■ Task directions: Repeat the material exactly, every line of it.

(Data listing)
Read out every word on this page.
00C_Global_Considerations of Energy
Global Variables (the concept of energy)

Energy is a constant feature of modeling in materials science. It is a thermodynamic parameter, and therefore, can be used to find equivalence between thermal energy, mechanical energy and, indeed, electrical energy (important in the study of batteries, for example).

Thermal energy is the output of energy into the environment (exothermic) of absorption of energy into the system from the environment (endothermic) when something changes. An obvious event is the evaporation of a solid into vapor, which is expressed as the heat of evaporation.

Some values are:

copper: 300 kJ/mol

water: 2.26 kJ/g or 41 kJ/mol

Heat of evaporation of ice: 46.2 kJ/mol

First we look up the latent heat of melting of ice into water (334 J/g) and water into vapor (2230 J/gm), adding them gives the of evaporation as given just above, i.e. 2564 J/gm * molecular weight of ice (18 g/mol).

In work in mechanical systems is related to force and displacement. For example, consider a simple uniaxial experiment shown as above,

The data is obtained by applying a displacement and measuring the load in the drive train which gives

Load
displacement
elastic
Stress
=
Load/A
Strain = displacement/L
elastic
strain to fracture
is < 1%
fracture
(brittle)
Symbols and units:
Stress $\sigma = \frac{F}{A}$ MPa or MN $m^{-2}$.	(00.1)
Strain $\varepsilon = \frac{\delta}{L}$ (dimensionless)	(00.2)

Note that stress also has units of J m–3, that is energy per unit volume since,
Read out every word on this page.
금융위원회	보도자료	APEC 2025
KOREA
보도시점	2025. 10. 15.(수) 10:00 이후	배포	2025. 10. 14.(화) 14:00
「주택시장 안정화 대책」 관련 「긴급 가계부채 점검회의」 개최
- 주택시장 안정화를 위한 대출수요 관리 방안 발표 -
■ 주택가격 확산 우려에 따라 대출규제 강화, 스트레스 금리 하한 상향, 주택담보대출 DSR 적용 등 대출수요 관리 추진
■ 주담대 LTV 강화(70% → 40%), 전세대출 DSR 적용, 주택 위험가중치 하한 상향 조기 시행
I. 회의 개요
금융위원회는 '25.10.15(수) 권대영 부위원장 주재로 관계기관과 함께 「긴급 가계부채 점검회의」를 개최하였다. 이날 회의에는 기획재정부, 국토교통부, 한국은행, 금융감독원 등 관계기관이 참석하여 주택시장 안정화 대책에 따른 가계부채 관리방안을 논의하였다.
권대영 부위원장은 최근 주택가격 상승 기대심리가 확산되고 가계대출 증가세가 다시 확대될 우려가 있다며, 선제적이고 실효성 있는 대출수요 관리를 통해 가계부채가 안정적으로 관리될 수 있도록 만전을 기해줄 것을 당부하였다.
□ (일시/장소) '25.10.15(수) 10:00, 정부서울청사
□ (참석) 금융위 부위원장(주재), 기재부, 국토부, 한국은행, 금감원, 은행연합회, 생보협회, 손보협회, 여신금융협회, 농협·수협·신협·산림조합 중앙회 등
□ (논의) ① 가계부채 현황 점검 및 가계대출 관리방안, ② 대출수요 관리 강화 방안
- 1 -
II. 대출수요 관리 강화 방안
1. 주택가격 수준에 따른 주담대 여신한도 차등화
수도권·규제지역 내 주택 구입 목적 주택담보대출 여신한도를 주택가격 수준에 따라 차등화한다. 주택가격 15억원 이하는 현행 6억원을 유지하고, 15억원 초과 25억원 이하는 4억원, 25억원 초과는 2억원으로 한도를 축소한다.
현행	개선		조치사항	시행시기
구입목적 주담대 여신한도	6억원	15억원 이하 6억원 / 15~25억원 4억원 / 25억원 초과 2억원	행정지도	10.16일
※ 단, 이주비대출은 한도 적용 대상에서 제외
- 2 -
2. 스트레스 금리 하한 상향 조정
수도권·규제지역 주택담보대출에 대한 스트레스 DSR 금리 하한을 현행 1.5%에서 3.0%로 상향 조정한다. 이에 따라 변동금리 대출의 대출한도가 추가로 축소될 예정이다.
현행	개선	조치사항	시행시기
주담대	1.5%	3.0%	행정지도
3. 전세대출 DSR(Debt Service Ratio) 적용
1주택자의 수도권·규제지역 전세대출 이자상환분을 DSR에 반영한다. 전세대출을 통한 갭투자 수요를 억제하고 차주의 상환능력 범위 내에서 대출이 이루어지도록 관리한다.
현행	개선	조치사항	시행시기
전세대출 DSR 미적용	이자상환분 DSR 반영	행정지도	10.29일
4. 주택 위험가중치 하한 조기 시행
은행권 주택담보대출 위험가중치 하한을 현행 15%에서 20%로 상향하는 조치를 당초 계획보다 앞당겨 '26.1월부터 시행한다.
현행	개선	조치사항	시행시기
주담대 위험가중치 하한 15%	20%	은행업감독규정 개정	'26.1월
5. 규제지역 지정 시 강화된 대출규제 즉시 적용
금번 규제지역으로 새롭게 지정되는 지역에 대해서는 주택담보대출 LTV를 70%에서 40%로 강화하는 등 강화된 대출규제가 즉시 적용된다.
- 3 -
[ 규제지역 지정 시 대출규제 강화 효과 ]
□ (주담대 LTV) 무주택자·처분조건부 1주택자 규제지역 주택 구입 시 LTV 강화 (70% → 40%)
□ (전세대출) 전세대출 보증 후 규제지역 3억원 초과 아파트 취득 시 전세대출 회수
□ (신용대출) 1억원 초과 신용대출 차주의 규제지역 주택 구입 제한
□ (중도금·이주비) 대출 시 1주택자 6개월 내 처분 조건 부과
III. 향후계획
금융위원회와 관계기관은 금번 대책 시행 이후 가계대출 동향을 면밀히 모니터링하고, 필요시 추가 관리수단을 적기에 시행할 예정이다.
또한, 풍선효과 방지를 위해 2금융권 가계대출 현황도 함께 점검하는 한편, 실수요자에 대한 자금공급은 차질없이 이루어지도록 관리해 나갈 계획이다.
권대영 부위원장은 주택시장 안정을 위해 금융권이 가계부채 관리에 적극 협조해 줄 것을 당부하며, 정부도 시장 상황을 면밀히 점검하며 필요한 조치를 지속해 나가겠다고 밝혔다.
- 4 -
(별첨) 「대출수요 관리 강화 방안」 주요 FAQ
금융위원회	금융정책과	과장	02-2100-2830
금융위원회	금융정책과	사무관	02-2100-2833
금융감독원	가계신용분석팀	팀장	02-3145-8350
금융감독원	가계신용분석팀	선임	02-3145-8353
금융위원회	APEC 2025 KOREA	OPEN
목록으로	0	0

■ Solution for this exercise:
Read out every word on this page.
00C_Global_Considerations of Energy
Global Variables (the concept of energy)

Energy is a constant feature of modeling in materials science. It is a thermodynamic parameter, and therefore, can be used to find equivalence between thermal energy, mechanical energy and, indeed, electrical energy (important in the study of batteries, for example).

Thermal energy is the output of energy into the environment (exothermic) of absorption of energy into the system from the environment (endothermic) when something changes. An obvious event is the evaporation of a solid into vapor, which is expressed as the heat of evaporation.

Some values are:

copper: 300 kJ/mol

water: 2.26 kJ/g or 41 kJ/mol

Heat of evaporation of ice: 46.2 kJ/mol

First we look up the latent heat of melting of ice into water (334 J/g) and water into vapor (2230 J/gm), adding them gives the of evaporation as given just above, i.e. 2564 J/gm * molecular weight of ice (18 g/mol).

In work in mechanical systems is related to force and displacement. For example, consider a simple uniaxial experiment shown as above,

The data is obtained by applying a displacement and measuring the load in the drive train which gives

Load
displacement
elastic
Stress
=
Load/A
Strain = displacement/L
elastic
strain to fracture
is < 1%
fracture
(brittle)
Symbols and units:
Stress $\sigma = \frac{F}{A}$ MPa or MN $m^{-2}$.	(00.1)
Strain $\varepsilon = \frac{\delta}{L}$ (dimensionless)	(00.2)

Note that stress also has units of J m–3, that is energy per unit volume since,
Read out every word on this page.
금융위원회	보도자료	APEC 2025
KOREA
보도시점	2025. 10. 15.(수) 10:00 이후	배포	2025. 10. 14.(화) 14:00
「주택시장 안정화 대책」 관련 「긴급 가계부채 점검회의」 개최
- 주택시장 안정화를 위한 대출수요 관리 방안 발표 -
■ 주택가격 확산 우려에 따라 대출규제 강화, 스트레스 금리 하한 상향, 주택담보대출 DSR 적용 등 대출수요 관리 추진
■ 주담대 LTV 강화(70% → 40%), 전세대출 DSR 적용, 주택 위험가중치 하한 상향 조기 시행
I. 회의 개요
금융위원회는 '25.10.15(수) 권대영 부위원장 주재로 관계기관과 함께 「긴급 가계부채 점검회의」를 개최하였다. 이날 회의에는 기획재정부, 국토교통부, 한국은행, 금융감독원 등 관계기관이 참석하여 주택시장 안정화 대책에 따른 가계부채 관리방안을 논의하였다.
권대영 부위원장은 최근 주택가격 상승 기대심리가 확산되고 가계대출 증가세가 다시 확대될 우려가 있다며, 선제적이고 실효성 있는 대출수요 관리를 통해 가계부채가 안정적으로 관리될 수 있도록 만전을 기해줄 것을 당부하였다.
□ (일시/장소) '25.10.15(수) 10:00, 정부서울청사
□ (참석) 금융위 부위원장(주재), 기재부, 국토부, 한국은행, 금감원, 은행연합회, 생보협회, 손보협회, 여신금융협회, 농협·수협·신협·산림조합 중앙회 등
□ (논의) ① 가계부채 현황 점검 및 가계대출 관리방안, ② 대출수요 관리 강화 방안
- 1 -
II. 대출수요 관리 강화 방안
1. 주택가격 수준에 따른 주담대 여신한도 차등화
수도권·규제지역 내 주택 구입 목적 주택담보대출 여신한도를 주택가격 수준에 따라 차등화한다. 주택가격 15억원 이하는 현행 6억원을 유지하고, 15억원 초과 25억원 이하는 4억원, 25억원 초과는 2억원으로 한도를 축소한다.
현행	개선		조치사항	시행시기
구입목적 주담대 여신한도	6억원	15억원 이하 6억원 / 15~25억원 4억원 / 25억원 초과 2억원	행정지도	10.16일
※ 단, 이주비대출은 한도 적용 대상에서 제외
- 2 -
2. 스트레스 금리 하한 상향 조정
수도권·규제지역 주택담보대출에 대한 스트레스 DSR 금리 하한을 현행 1.5%에서 3.0%로 상향 조정한다. 이에 따라 변동금리 대출의 대출한도가 추가로 축소될 예정이다.
현행	개선	조치사항	시행시기
주담대	1.5%	3.0%	행정지도
3. 전세대출 DSR(Debt Service Ratio) 적용
1주택자의 수도권·규제지역 전세대출 이자상환분을 DSR에 반영한다. 전세대출을 통한 갭투자 수요를 억제하고 차주의 상환능력 범위 내에서 대출이 이루어지도록 관리한다.
현행	개선	조치사항	시행시기
전세대출 DSR 미적용	이자상환분 DSR 반영	행정지도	10.29일
4. 주택 위험가중치 하한 조기 시행
은행권 주택담보대출 위험가중치 하한을 현행 15%에서 20%로 상향하는 조치를 당초 계획보다 앞당겨 '26.1월부터 시행한다.
현행	개선	조치사항	시행시기
주담대 위험가중치 하한 15%	20%	은행업감독규정 개정	'26.1월
5. 규제지역 지정 시 강화된 대출규제 즉시 적용
금번 규제지역으로 새롭게 지정되는 지역에 대해서는 주택담보대출 LTV를 70%에서 40%로 강화하는 등 강화된 대출규제가 즉시 적용된다.
- 3 -
[ 규제지역 지정 시 대출규제 강화 효과 ]
□ (주담대 LTV) 무주택자·처분조건부 1주택자 규제지역 주택 구입 시 LTV 강화 (70% → 40%)
□ (전세대출) 전세대출 보증 후 규제지역 3억원 초과 아파트 취득 시 전세대출 회수
□ (신용대출) 1억원 초과 신용대출 차주의 규제지역 주택 구입 제한
□ (중도금·이주비) 대출 시 1주택자 6개월 내 처분 조건 부과
III. 향후계획
금융위원회와 관계기관은 금번 대책 시행 이후 가계대출 동향을 면밀히 모니터링하고, 필요시 추가 관리수단을 적기에 시행할 예정이다.
또한, 풍선효과 방지를 위해 2금융권 가계대출 현황도 함께 점검하는 한편, 실수요자에 대한 자금공급은 차질없이 이루어지도록 관리해 나갈 계획이다.
권대영 부위원장은 주택시장 안정을 위해 금융권이 가계부채 관리에 적극 협조해 줄 것을 당부하며, 정부도 시장 상황을 면밀히 점검하며 필요한 조치를 지속해 나가겠다고 밝혔다.
- 4 -
(별첨) 「대출수요 관리 강화 방안」 주요 FAQ
금융위원회	금융정책과	과장	02-2100-2830
금융위원회	금융정책과	사무관	02-2100-2833
금융감독원	가계신용분석팀	팀장	02-3145-8350
금융감독원	가계신용분석팀	선임	02-3145-8353
금융위원회	APEC 2025 KOREA	OPEN
목록으로	0	0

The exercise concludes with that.